What the task asks. Quote all entries exactly, leaving pictures aside.

Task inputs.
——————
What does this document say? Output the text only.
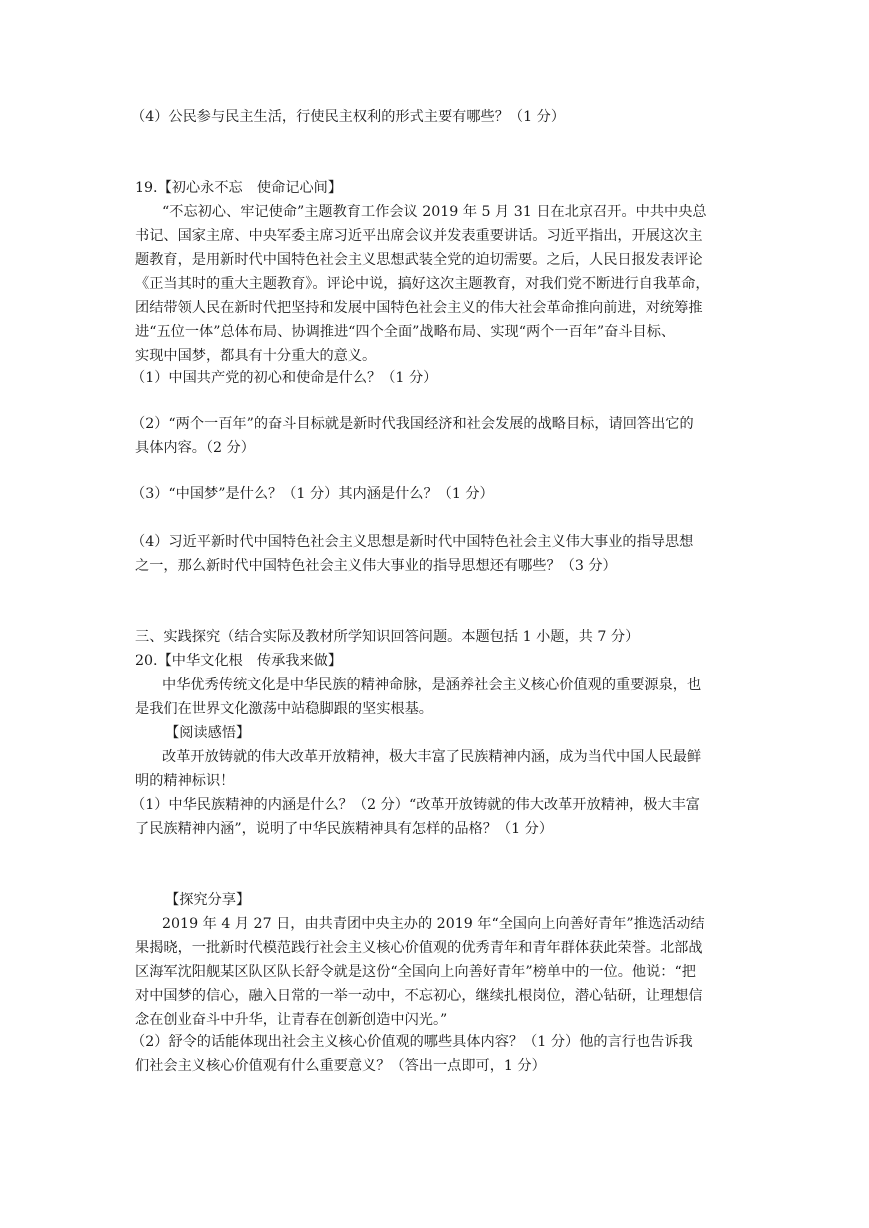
（4）公民参与民主生活，行使民主权利的形式主要有哪些？（1 分）
19.【初心永不忘　使命记心间】
“不忘初心、牢记使命”主题教育工作会议 2019 年 5 月 31 日在北京召开。中共中央总
书记、国家主席、中央军委主席习近平出席会议并发表重要讲话。习近平指出，开展这次主
题教育，是用新时代中国特色社会主义思想武装全党的迫切需要。之后，人民日报发表评论
《正当其时的重大主题教育》。评论中说，搞好这次主题教育，对我们党不断进行自我革命，
团结带领人民在新时代把坚持和发展中国特色社会主义的伟大社会革命推向前进，对统筹推
进“五位一体”总体布局、协调推进“四个全面”战略布局、实现“两个一百年”奋斗目标、
实现中国梦，都具有十分重大的意义。
（1）中国共产党的初心和使命是什么？（1 分）
（2）“两个一百年”的奋斗目标就是新时代我国经济和社会发展的战略目标，请回答出它的
具体内容。（2 分）
（3）“中国梦”是什么？（1 分）其内涵是什么？（1 分）
（4）习近平新时代中国特色社会主义思想是新时代中国特色社会主义伟大事业的指导思想
之一，那么新时代中国特色社会主义伟大事业的指导思想还有哪些？（3 分）
三、实践探究（结合实际及教材所学知识回答问题。本题包括 1 小题，共 7 分）
20.【中华文化根　传承我来做】
中华优秀传统文化是中华民族的精神命脉，是涵养社会主义核心价值观的重要源泉，也
是我们在世界文化激荡中站稳脚跟的坚实根基。
【阅读感悟】
改革开放铸就的伟大改革开放精神，极大丰富了民族精神内涵，成为当代中国人民最鲜
明的精神标识！
（1）中华民族精神的内涵是什么？（2 分）“改革开放铸就的伟大改革开放精神，极大丰富
了民族精神内涵”，说明了中华民族精神具有怎样的品格？（1 分）
【探究分享】
2019 年 4 月 27 日，由共青团中央主办的 2019 年“全国向上向善好青年”推选活动结
果揭晓，一批新时代模范践行社会主义核心价值观的优秀青年和青年群体获此荣誉。北部战
区海军沈阳舰某区队区队长舒令就是这份“全国向上向善好青年”榜单中的一位。他说：“把
对中国梦的信心，融入日常的一举一动中，不忘初心，继续扎根岗位，潜心钻研，让理想信
念在创业奋斗中升华，让青春在创新创造中闪光。”
（2）舒令的话能体现出社会主义核心价值观的哪些具体内容？（1 分）他的言行也告诉我
们社会主义核心价值观有什么重要意义？（答出一点即可，1 分）
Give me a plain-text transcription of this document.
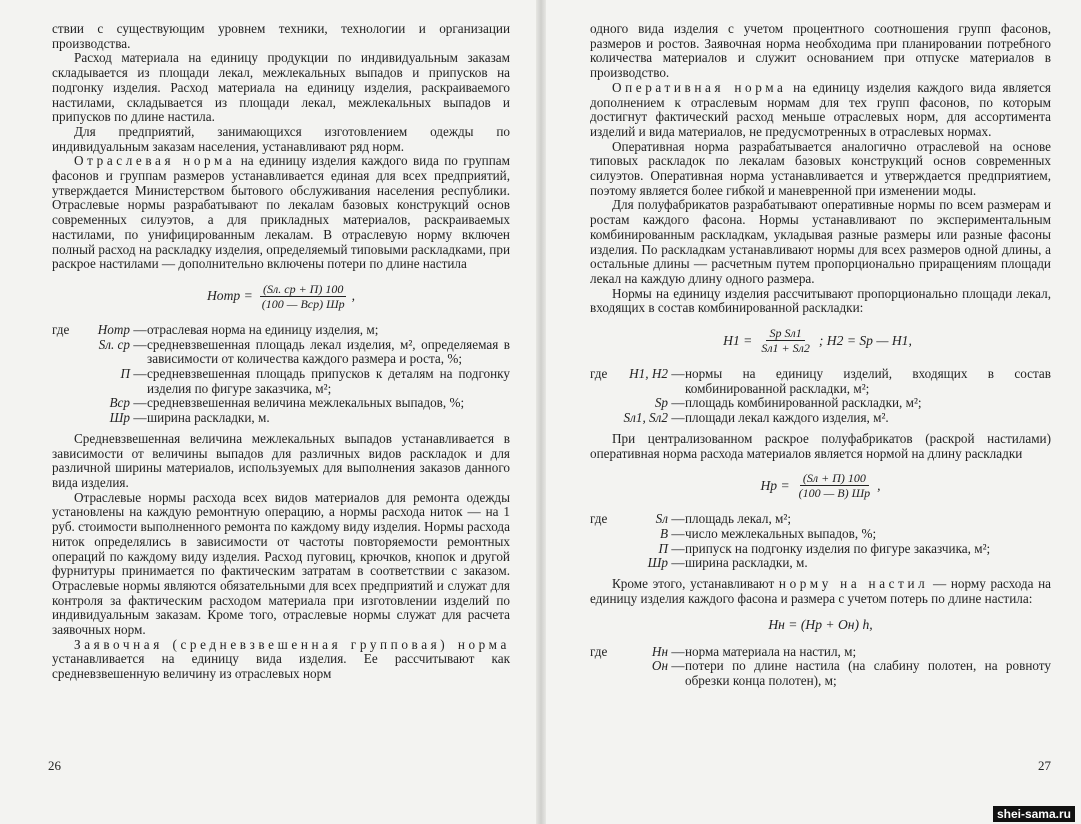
ствии с существующим уровнем техники, технологии и организации производства.

Расход материала на единицу продукции по индивидуальным заказам складывается из площади лекал, межлекальных выпадов и припусков на подгонку изделия. Расход материала на единицу изделия, раскраиваемого настилами, складывается из площади лекал, межлекальных выпадов и припусков по длине настила.

Для предприятий, занимающихся изготовлением одежды по индивидуальным заказам населения, устанавливают ряд норм.

Отраслевая норма на единицу изделия каждого вида по группам фасонов и группам размеров устанавливается единая для всех предприятий, утверждается Министерством бытового обслуживания населения республики. Отраслевые нормы разрабатывают по лекалам базовых конструкций основ современных силуэтов, а для прикладных материалов, раскраиваемых настилами, по унифицированным лекалам. В отраслевую норму включен полный расход на раскладку изделия, определяемый типовыми раскладками, при раскрое настилами — дополнительно включены потери по длине настила

Hотр = $\frac{(Sл. ср + П) 100}{\text{(100 — Bср) Шр}}$ ,
где	Hотр — отраслевая норма на единицу изделия, м;
Sл. ср — средневзвешенная площадь лекал изделия, м², определяемая в зависимости от количества каждого размера и роста, %;
П — средневзвешенная площадь припусков к деталям на подгонку изделия по фигуре заказчика, м²;
Bср — средневзвешенная величина межлекальных выпадов, %;
Шр — ширина раскладки, м.

Средневзвешенная величина межлекальных выпадов устанавливается в зависимости от величины выпадов для различных видов раскладок и для различной ширины материалов, используемых для выполнения заказов данного вида изделия.

Отраслевые нормы расхода всех видов материалов для ремонта одежды установлены на каждую ремонтную операцию, а нормы расхода ниток — на 1 руб. стоимости выполненного ремонта по каждому виду изделия. Нормы расхода ниток определялись в зависимости от частоты повторяемости ремонтных операций по каждому виду изделия. Расход пуговиц, крючков, кнопок и другой фурнитуры принимается по фактическим затратам в соответствии с заказом. Отраслевые нормы являются обязательными для всех предприятий и служат для контроля за фактическим расходом материала при изготовлении изделий по индивидуальным заказам. Кроме того, отраслевые нормы служат для расчета заявочных норм.

Заявочная (средневзвешенная групповая) норма устанавливается на единицу вида изделия. Ее рассчитывают как средневзвешенную величину из отраслевых норм

26

одного вида изделия с учетом процентного соотношения групп фасонов, размеров и ростов. Заявочная норма необходима при планировании потребного количества материалов и служит основанием при отпуске материалов в производство.

Оперативная норма на единицу изделия каждого вида является дополнением к отраслевым нормам для тех групп фасонов, по которым достигнут фактический расход меньше отраслевых норм, для ассортимента изделий и вида материалов, не предусмотренных в отраслевых нормах.

Оперативная норма разрабатывается аналогично отраслевой на основе типовых раскладок по лекалам базовых конструкций основ современных силуэтов. Оперативная норма устанавливается и утверждается предприятием, поэтому является более гибкой и маневренной при изменении моды.

Для полуфабрикатов разрабатывают оперативные нормы по всем размерам и ростам каждого фасона. Нормы устанавливают по экспериментальным комбинированным раскладкам, укладывая разные размеры или разные фасоны изделия. По раскладкам устанавливают нормы для всех размеров одной длины, а остальные длины — расчетным путем пропорционально приращениям площади лекал на каждую длину одного размера.

Нормы на единицу изделия рассчитывают пропорционально площади лекал, входящих в состав комбинированной раскладки:

$H1 = \frac{\text{Sр Sл1}}{Sл1 + Sл2}$ ; H2 = Sр — H1,
где	H1, H2 — нормы на единицу изделий, входящих в состав комбинированной раскладки, м²;
Sр — площадь комбинированной раскладки, м²;
Sл1, Sл2 — площади лекал каждого изделия, м².

При централизованном раскрое полуфабрикатов (раскрой настилами) оперативная норма расхода материалов является нормой на длину раскладки

Hр = $\frac{(Sл + П) 100}{(100 — B) Шр}$ ,
где	Sл — площадь лекал, м²;
B — число межлекальных выпадов, %;
П — припуск на подгонку изделия по фигуре заказчика, м²;
Шр — ширина раскладки, м.

Кроме этого, устанавливают норму на настил — норму расхода на единицу изделия каждого фасона и размера с учетом потерь по длине настила:

Hн = (Hр + Oн) h,
где	Hн — норма материала на настил, м;
Oн — потери по длине настила (на слабину полотен, на ровноту обрезки конца полотен), м;
27
shei-sama.ru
——————
Reply.
What does this document say? Output the text only.
（4）公民参与民主生活，行使民主权利的形式主要有哪些？（1 分）
19.【初心永不忘　使命记心间】
“不忘初心、牢记使命”主题教育工作会议 2019 年 5 月 31 日在北京召开。中共中央总
书记、国家主席、中央军委主席习近平出席会议并发表重要讲话。习近平指出，开展这次主
题教育，是用新时代中国特色社会主义思想武装全党的迫切需要。之后，人民日报发表评论
《正当其时的重大主题教育》。评论中说，搞好这次主题教育，对我们党不断进行自我革命，
团结带领人民在新时代把坚持和发展中国特色社会主义的伟大社会革命推向前进，对统筹推
进“五位一体”总体布局、协调推进“四个全面”战略布局、实现“两个一百年”奋斗目标、
实现中国梦，都具有十分重大的意义。
（1）中国共产党的初心和使命是什么？（1 分）
（2）“两个一百年”的奋斗目标就是新时代我国经济和社会发展的战略目标，请回答出它的
具体内容。（2 分）
（3）“中国梦”是什么？（1 分）其内涵是什么？（1 分）
（4）习近平新时代中国特色社会主义思想是新时代中国特色社会主义伟大事业的指导思想
之一，那么新时代中国特色社会主义伟大事业的指导思想还有哪些？（3 分）
三、实践探究（结合实际及教材所学知识回答问题。本题包括 1 小题，共 7 分）
20.【中华文化根　传承我来做】
中华优秀传统文化是中华民族的精神命脉，是涵养社会主义核心价值观的重要源泉，也
是我们在世界文化激荡中站稳脚跟的坚实根基。
【阅读感悟】
改革开放铸就的伟大改革开放精神，极大丰富了民族精神内涵，成为当代中国人民最鲜
明的精神标识！
（1）中华民族精神的内涵是什么？（2 分）“改革开放铸就的伟大改革开放精神，极大丰富
了民族精神内涵”，说明了中华民族精神具有怎样的品格？（1 分）
【探究分享】
2019 年 4 月 27 日，由共青团中央主办的 2019 年“全国向上向善好青年”推选活动结
果揭晓，一批新时代模范践行社会主义核心价值观的优秀青年和青年群体获此荣誉。北部战
区海军沈阳舰某区队区队长舒令就是这份“全国向上向善好青年”榜单中的一位。他说：“把
对中国梦的信心，融入日常的一举一动中，不忘初心，继续扎根岗位，潜心钻研，让理想信
念在创业奋斗中升华，让青春在创新创造中闪光。”
（2）舒令的话能体现出社会主义核心价值观的哪些具体内容？（1 分）他的言行也告诉我
们社会主义核心价值观有什么重要意义？（答出一点即可，1 分）
Give me a plain-text transcription of this document.
ствии с существующим уровнем техники, технологии и организации производства.

Расход материала на единицу продукции по индивидуальным заказам складывается из площади лекал, межлекальных выпадов и припусков на подгонку изделия. Расход материала на единицу изделия, раскраиваемого настилами, складывается из площади лекал, межлекальных выпадов и припусков по длине настила.

Для предприятий, занимающихся изготовлением одежды по индивидуальным заказам населения, устанавливают ряд норм.

Отраслевая норма на единицу изделия каждого вида по группам фасонов и группам размеров устанавливается единая для всех предприятий, утверждается Министерством бытового обслуживания населения республики. Отраслевые нормы разрабатывают по лекалам базовых конструкций основ современных силуэтов, а для прикладных материалов, раскраиваемых настилами, по унифицированным лекалам. В отраслевую норму включен полный расход на раскладку изделия, определяемый типовыми раскладками, при раскрое настилами — дополнительно включены потери по длине настила

Hотр = $\frac{(Sл. ср + П) 100}{\text{(100 — Bср) Шр}}$ ,
где	Hотр — отраслевая норма на единицу изделия, м;
Sл. ср — средневзвешенная площадь лекал изделия, м², определяемая в зависимости от количества каждого размера и роста, %;
П — средневзвешенная площадь припусков к деталям на подгонку изделия по фигуре заказчика, м²;
Bср — средневзвешенная величина межлекальных выпадов, %;
Шр — ширина раскладки, м.

Средневзвешенная величина межлекальных выпадов устанавливается в зависимости от величины выпадов для различных видов раскладок и для различной ширины материалов, используемых для выполнения заказов данного вида изделия.

Отраслевые нормы расхода всех видов материалов для ремонта одежды установлены на каждую ремонтную операцию, а нормы расхода ниток — на 1 руб. стоимости выполненного ремонта по каждому виду изделия. Нормы расхода ниток определялись в зависимости от частоты повторяемости ремонтных операций по каждому виду изделия. Расход пуговиц, крючков, кнопок и другой фурнитуры принимается по фактическим затратам в соответствии с заказом. Отраслевые нормы являются обязательными для всех предприятий и служат для контроля за фактическим расходом материала при изготовлении изделий по индивидуальным заказам. Кроме того, отраслевые нормы служат для расчета заявочных норм.

Заявочная (средневзвешенная групповая) норма устанавливается на единицу вида изделия. Ее рассчитывают как средневзвешенную величину из отраслевых норм

26

одного вида изделия с учетом процентного соотношения групп фасонов, размеров и ростов. Заявочная норма необходима при планировании потребного количества материалов и служит основанием при отпуске материалов в производство.

Оперативная норма на единицу изделия каждого вида является дополнением к отраслевым нормам для тех групп фасонов, по которым достигнут фактический расход меньше отраслевых норм, для ассортимента изделий и вида материалов, не предусмотренных в отраслевых нормах.

Оперативная норма разрабатывается аналогично отраслевой на основе типовых раскладок по лекалам базовых конструкций основ современных силуэтов. Оперативная норма устанавливается и утверждается предприятием, поэтому является более гибкой и маневренной при изменении моды.

Для полуфабрикатов разрабатывают оперативные нормы по всем размерам и ростам каждого фасона. Нормы устанавливают по экспериментальным комбинированным раскладкам, укладывая разные размеры или разные фасоны изделия. По раскладкам устанавливают нормы для всех размеров одной длины, а остальные длины — расчетным путем пропорционально приращениям площади лекал на каждую длину одного размера.

Нормы на единицу изделия рассчитывают пропорционально площади лекал, входящих в состав комбинированной раскладки:

$H1 = \frac{\text{Sр Sл1}}{Sл1 + Sл2}$ ; H2 = Sр — H1,
где	H1, H2 — нормы на единицу изделий, входящих в состав комбинированной раскладки, м²;
Sр — площадь комбинированной раскладки, м²;
Sл1, Sл2 — площади лекал каждого изделия, м².

При централизованном раскрое полуфабрикатов (раскрой настилами) оперативная норма расхода материалов является нормой на длину раскладки

Hр = $\frac{(Sл + П) 100}{(100 — B) Шр}$ ,
где	Sл — площадь лекал, м²;
B — число межлекальных выпадов, %;
П — припуск на подгонку изделия по фигуре заказчика, м²;
Шр — ширина раскладки, м.

Кроме этого, устанавливают норму на настил — норму расхода на единицу изделия каждого фасона и размера с учетом потерь по длине настила:

Hн = (Hр + Oн) h,
где	Hн — норма материала на настил, м;
Oн — потери по длине настила (на слабину полотен, на ровноту обрезки конца полотен), м;
27
shei-sama.ru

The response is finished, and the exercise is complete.